* Work to be completed
Scan the entries below and extract each line with the word "bars" in it.
>> START Source records
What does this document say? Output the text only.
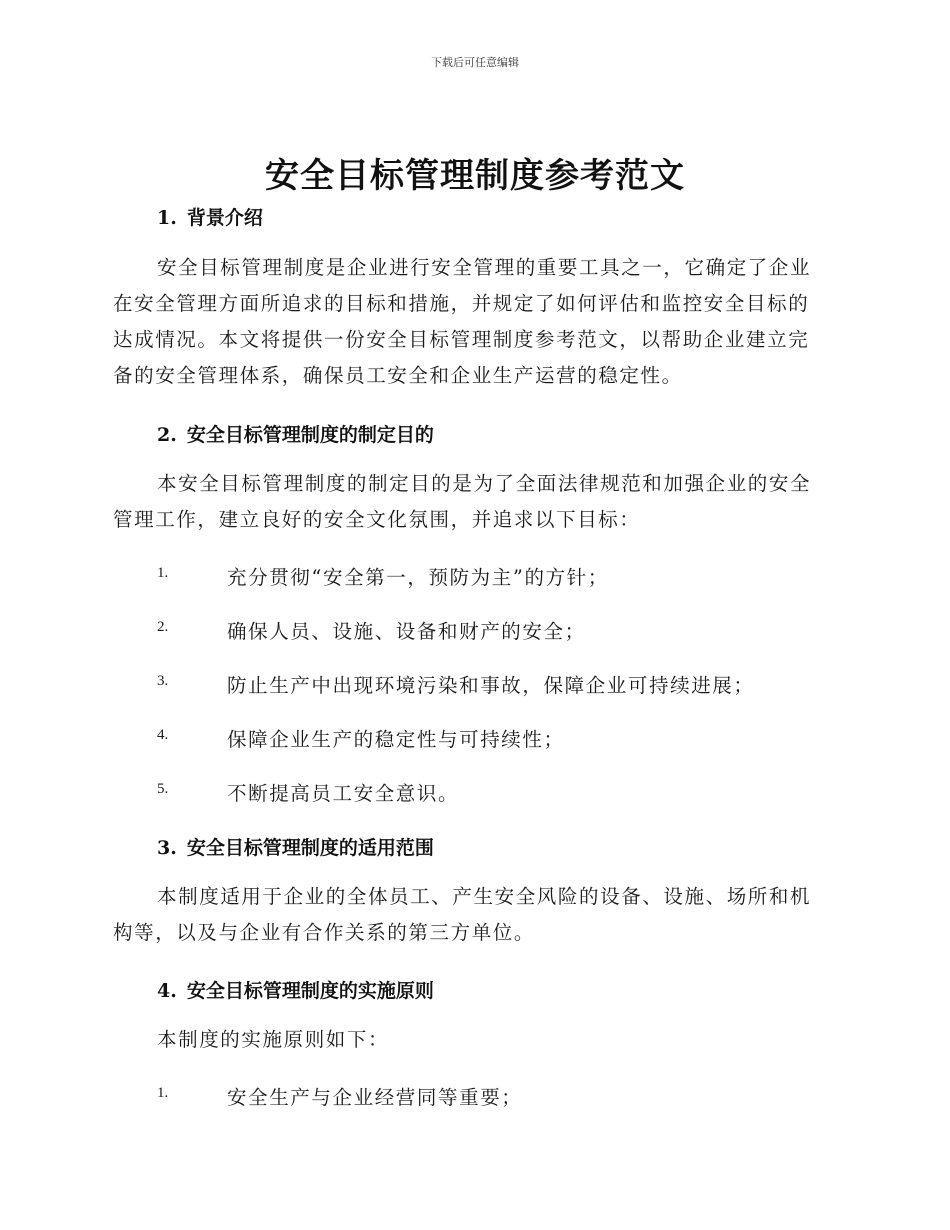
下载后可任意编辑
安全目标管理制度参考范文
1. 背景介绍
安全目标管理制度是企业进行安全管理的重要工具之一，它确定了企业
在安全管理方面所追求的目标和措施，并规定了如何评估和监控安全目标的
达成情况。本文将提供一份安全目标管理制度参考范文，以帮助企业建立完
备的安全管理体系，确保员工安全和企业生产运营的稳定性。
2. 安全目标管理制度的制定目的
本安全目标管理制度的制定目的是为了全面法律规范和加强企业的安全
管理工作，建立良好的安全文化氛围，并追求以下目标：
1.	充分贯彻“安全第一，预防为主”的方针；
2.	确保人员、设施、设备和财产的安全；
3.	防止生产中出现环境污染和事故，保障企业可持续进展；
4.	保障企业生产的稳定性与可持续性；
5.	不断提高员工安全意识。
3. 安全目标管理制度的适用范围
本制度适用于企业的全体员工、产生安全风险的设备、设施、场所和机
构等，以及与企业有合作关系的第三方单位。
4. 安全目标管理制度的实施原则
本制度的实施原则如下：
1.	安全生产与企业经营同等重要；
>> END Source records
>> START Source records
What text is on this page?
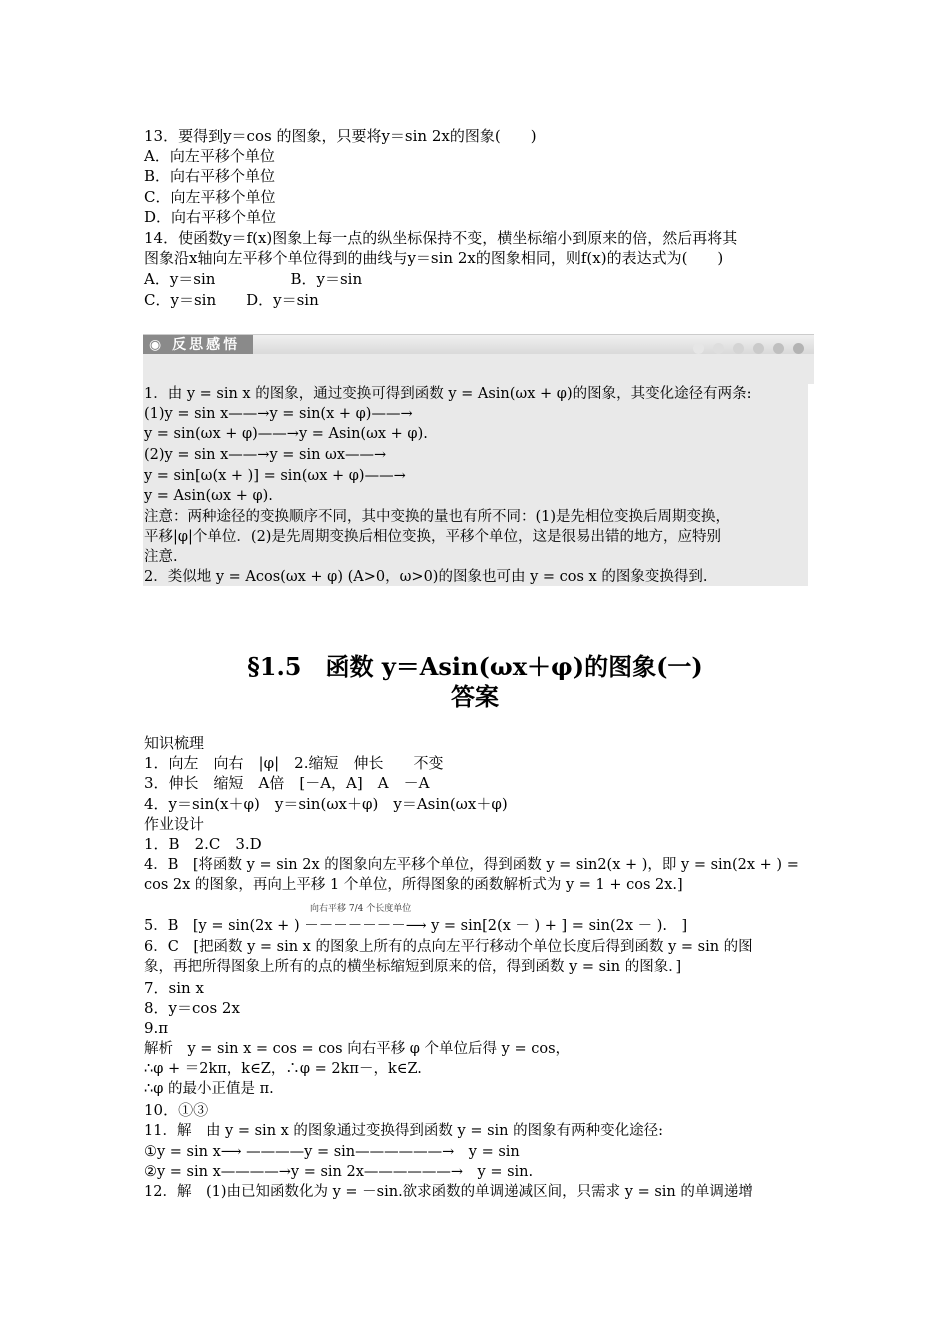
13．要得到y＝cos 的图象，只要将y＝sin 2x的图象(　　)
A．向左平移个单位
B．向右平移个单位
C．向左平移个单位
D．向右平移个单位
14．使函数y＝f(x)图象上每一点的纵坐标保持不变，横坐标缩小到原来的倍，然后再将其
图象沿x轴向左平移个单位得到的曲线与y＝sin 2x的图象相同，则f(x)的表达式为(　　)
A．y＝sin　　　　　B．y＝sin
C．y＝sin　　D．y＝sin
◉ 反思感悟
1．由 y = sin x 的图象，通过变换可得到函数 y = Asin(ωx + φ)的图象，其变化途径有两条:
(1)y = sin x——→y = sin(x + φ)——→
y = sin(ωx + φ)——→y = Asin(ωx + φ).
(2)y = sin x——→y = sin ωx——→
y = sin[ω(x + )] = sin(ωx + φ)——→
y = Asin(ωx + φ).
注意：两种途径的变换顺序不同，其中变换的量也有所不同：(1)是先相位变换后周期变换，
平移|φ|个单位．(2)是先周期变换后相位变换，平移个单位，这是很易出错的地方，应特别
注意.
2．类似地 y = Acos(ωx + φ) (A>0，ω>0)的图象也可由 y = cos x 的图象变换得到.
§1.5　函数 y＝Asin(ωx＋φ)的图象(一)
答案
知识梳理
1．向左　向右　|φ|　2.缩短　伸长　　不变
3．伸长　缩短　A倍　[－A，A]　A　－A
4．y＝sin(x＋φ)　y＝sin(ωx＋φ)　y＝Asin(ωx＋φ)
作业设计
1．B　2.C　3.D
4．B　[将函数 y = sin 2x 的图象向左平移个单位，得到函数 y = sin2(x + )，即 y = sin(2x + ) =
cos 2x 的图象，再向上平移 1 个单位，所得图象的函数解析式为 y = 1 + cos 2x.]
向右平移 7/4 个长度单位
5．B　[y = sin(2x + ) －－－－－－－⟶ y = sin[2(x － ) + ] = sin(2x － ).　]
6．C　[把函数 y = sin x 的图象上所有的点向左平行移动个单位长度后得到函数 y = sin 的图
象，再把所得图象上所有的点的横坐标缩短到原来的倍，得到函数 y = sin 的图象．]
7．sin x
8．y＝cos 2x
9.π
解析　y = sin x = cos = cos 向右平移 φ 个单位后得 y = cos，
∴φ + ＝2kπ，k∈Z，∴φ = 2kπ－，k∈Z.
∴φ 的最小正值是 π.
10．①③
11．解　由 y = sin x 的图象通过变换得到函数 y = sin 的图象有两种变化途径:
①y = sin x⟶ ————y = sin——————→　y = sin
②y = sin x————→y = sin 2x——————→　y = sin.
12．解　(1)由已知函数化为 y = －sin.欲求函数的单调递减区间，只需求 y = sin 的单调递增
>> END Source records
>> START Source records
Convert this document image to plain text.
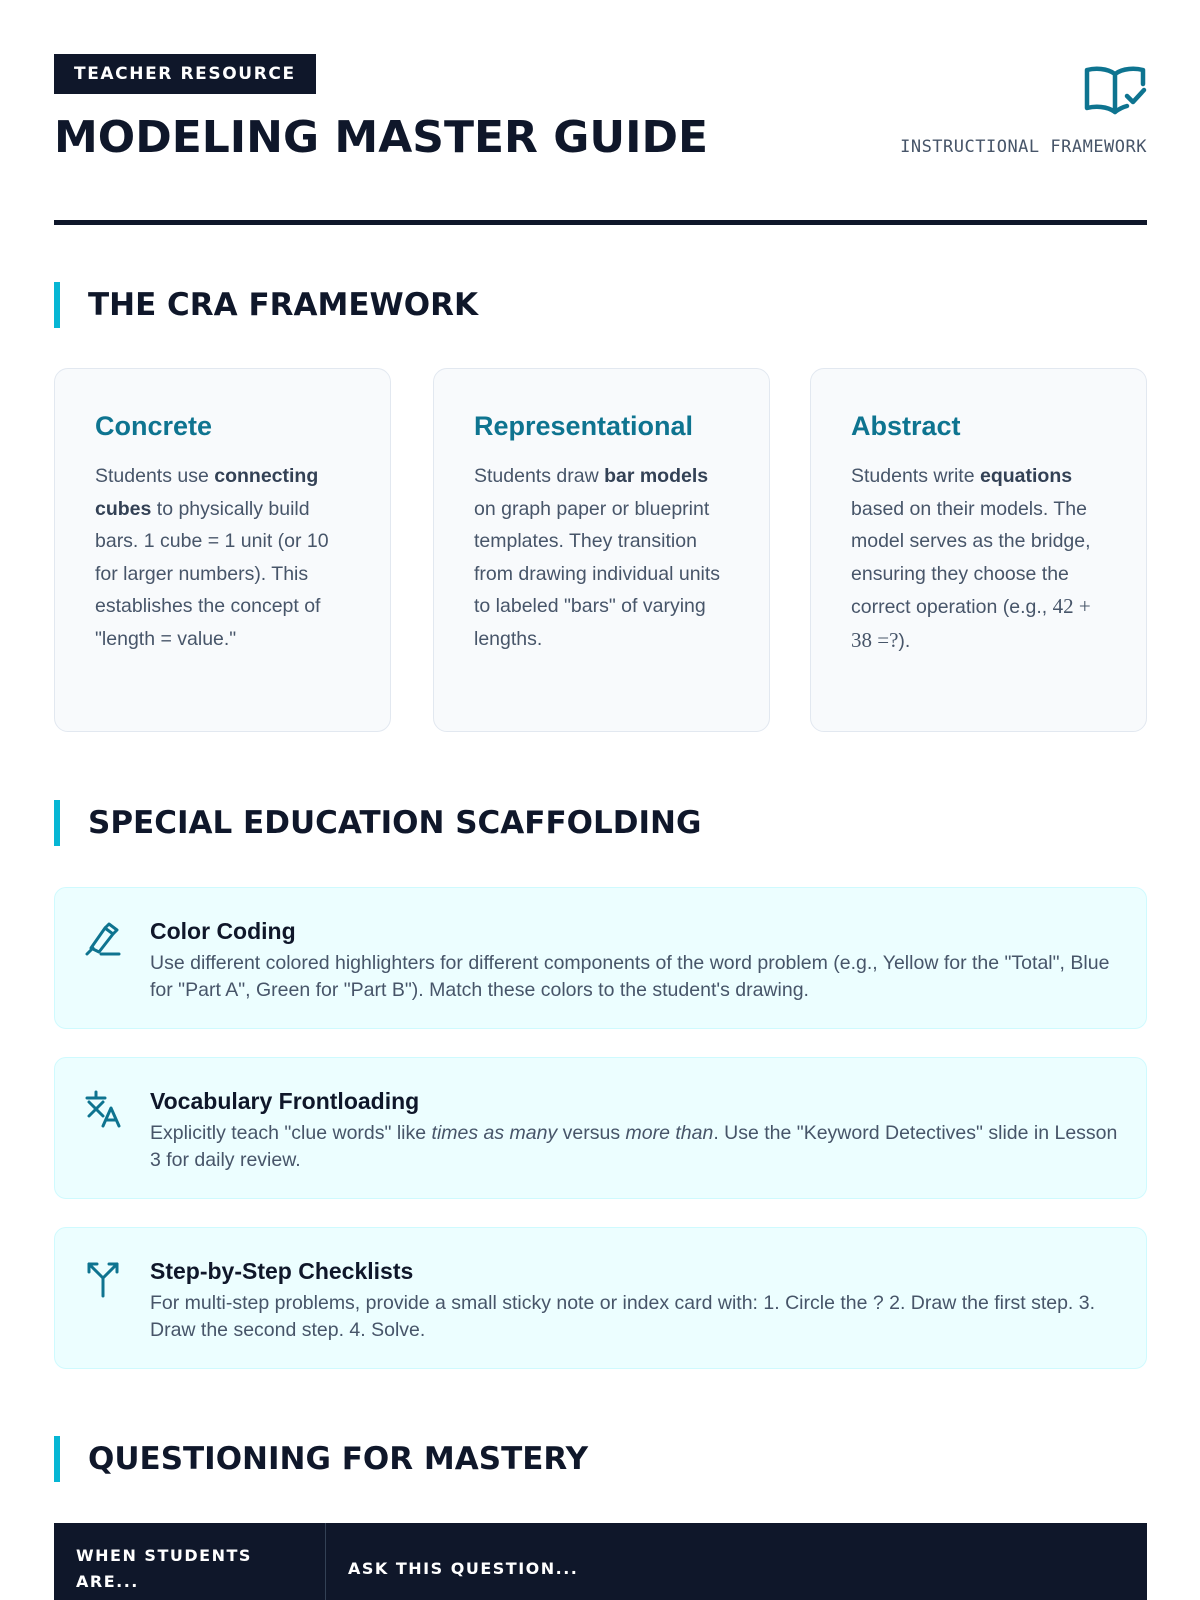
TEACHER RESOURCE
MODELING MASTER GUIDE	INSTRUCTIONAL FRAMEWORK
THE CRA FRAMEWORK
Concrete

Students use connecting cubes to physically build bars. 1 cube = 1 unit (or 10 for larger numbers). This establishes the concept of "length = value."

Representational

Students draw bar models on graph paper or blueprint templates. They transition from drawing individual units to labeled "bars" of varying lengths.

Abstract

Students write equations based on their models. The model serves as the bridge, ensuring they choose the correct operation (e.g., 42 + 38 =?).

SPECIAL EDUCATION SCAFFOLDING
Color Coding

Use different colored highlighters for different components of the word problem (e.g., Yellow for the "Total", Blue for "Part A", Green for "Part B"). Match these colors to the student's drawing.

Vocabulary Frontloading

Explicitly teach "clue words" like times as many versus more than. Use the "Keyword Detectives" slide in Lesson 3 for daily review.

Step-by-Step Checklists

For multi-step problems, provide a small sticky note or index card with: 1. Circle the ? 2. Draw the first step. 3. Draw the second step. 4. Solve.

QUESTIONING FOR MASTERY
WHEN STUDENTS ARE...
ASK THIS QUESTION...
>> END Source records
* Output of the task
Students use connecting cubes to physically build bars. 1 cube = 1 unit (or 10 for larger numbers). This establishes the concept of "length = value."
Students draw bar models on graph paper or blueprint templates. They transition from drawing individual units to labeled "bars" of varying lengths.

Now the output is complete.